INSTRUCTIONS:
[a] In the embroidery blog post, what did the daughter use to draw on the felt before stitching?
[b] Extend the embroidery blog post past its final sentence, keeping its voice and ignoring the data that follows it.

## BEGIN TEXT

Category Archives: drawing

Making + Listening::14/2014

Lots of photos to share this week, some of which are better than others in terms of quality. First up, my daughter’s embroidery from a few weeks ago, that I have neglected to share. She drew on the felt with the nifty disappearing-ink fabric marker and then embroidered over her lines. (We just don’t go in for embroidering other people’s patterns here!)

5yo's embroidery at amyhoodarts.com

Drawing and embroidery by G, age 5.

This is a fairy–the semi-circles on the sides are wings. I love this–she has preserved her own drawing in fabric and floss!! (I helped with the eyes–I did the French knots. But she did the rest herself.) This was completely her idea. I think of all those Pinterest-type projects that have adults transferring kids’ drawings to fabric to embroider or turn into pillows and I look at my daughter’s self-created, self-directed activity with her own drawing that she then embroidered herself, and it’s just perfection. So much better than if I had embroidered it. Her small capable hands did this.

## END TEXT
## BEGIN DATA BLOCK

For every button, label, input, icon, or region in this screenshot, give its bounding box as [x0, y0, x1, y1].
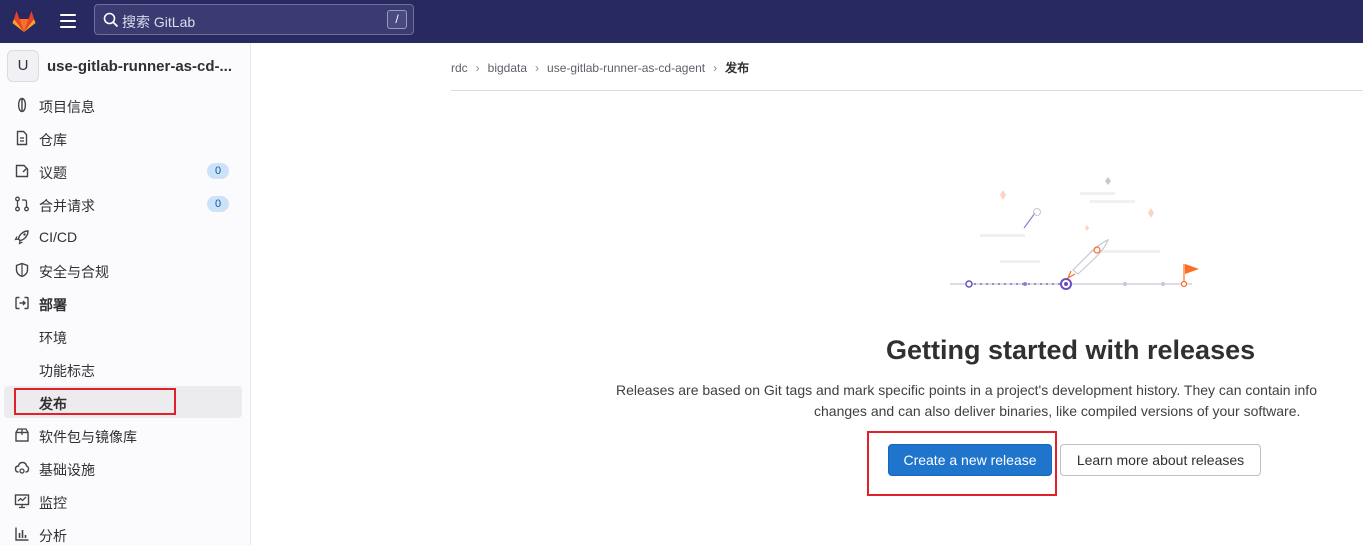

## END DATA BLOCK

ANSWERS GIVEN:
[a] A disappearing-ink fabric marker.

[b]
Those wonderful hands of hers also learned how to use the knitting tower this week.

using the knitting tower at amyhoodarts.com

Blurry cell-phone picture of G using the knitting tower.

We’ve had this for years and years and neither boy was ever much interested, but, much like her mama, G likes to make things with her hands, and she took to this right away. While she was sitting there finger knitting, I was working on a knotted, beaded ankle bracelet.

knotted anklet in progress at amyhoodarts.com

Another blurry cell phone picture, of my knotted anklet in progress.

This started with making a beachy bracelet out of string while we were at the beach one day, using directions from the book Summer Crafts by Marjorie Galen (a used bookstore find several years ago, and I love it; it also inspired our hot rocks).

Beachy knotted bracelet at amyhoodarts.com

Beachy bracelet.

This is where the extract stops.